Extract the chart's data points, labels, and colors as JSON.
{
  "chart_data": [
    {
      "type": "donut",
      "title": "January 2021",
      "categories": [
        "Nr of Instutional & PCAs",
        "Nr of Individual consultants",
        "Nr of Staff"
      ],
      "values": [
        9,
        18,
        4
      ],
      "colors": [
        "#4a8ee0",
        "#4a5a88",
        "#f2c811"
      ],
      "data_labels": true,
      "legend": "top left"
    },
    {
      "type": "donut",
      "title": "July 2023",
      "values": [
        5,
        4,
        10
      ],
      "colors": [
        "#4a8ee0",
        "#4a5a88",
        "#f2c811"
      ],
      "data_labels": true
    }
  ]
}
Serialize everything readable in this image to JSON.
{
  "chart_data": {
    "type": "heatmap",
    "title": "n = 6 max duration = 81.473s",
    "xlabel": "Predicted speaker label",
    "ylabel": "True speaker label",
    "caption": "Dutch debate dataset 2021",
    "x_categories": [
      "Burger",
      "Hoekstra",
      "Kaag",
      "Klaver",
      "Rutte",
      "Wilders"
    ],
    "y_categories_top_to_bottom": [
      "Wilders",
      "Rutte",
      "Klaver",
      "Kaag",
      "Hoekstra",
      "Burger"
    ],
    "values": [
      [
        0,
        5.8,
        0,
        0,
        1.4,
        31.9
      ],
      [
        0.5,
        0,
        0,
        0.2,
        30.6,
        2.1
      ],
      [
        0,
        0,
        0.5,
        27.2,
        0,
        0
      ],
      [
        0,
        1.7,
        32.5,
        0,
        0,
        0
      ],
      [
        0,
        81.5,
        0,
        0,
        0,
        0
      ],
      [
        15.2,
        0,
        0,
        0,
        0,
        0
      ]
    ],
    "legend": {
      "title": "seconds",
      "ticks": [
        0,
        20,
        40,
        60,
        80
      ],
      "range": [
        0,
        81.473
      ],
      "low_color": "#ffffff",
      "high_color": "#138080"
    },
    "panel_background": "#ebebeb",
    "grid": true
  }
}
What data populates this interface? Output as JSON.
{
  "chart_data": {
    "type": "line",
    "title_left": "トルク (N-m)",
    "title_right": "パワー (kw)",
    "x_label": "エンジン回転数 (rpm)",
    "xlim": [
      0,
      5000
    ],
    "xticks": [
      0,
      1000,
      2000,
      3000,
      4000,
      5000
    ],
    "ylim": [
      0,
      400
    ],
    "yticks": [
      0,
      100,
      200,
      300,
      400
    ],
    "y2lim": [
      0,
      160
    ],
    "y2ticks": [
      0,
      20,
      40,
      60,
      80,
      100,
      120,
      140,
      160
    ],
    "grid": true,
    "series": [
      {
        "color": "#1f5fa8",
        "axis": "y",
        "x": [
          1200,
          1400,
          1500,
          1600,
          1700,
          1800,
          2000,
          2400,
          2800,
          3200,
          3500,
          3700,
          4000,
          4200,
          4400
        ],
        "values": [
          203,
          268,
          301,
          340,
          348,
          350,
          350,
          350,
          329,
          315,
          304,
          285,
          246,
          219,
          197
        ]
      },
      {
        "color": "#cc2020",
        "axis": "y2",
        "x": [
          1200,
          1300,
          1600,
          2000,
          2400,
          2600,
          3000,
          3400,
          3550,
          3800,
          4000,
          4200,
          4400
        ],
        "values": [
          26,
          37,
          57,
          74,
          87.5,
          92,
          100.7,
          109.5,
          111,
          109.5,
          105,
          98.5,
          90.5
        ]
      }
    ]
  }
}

####

## Aim of the exercise
Counting only lines of the data above that hold "type", report the total and nothing else.

## Solution below
4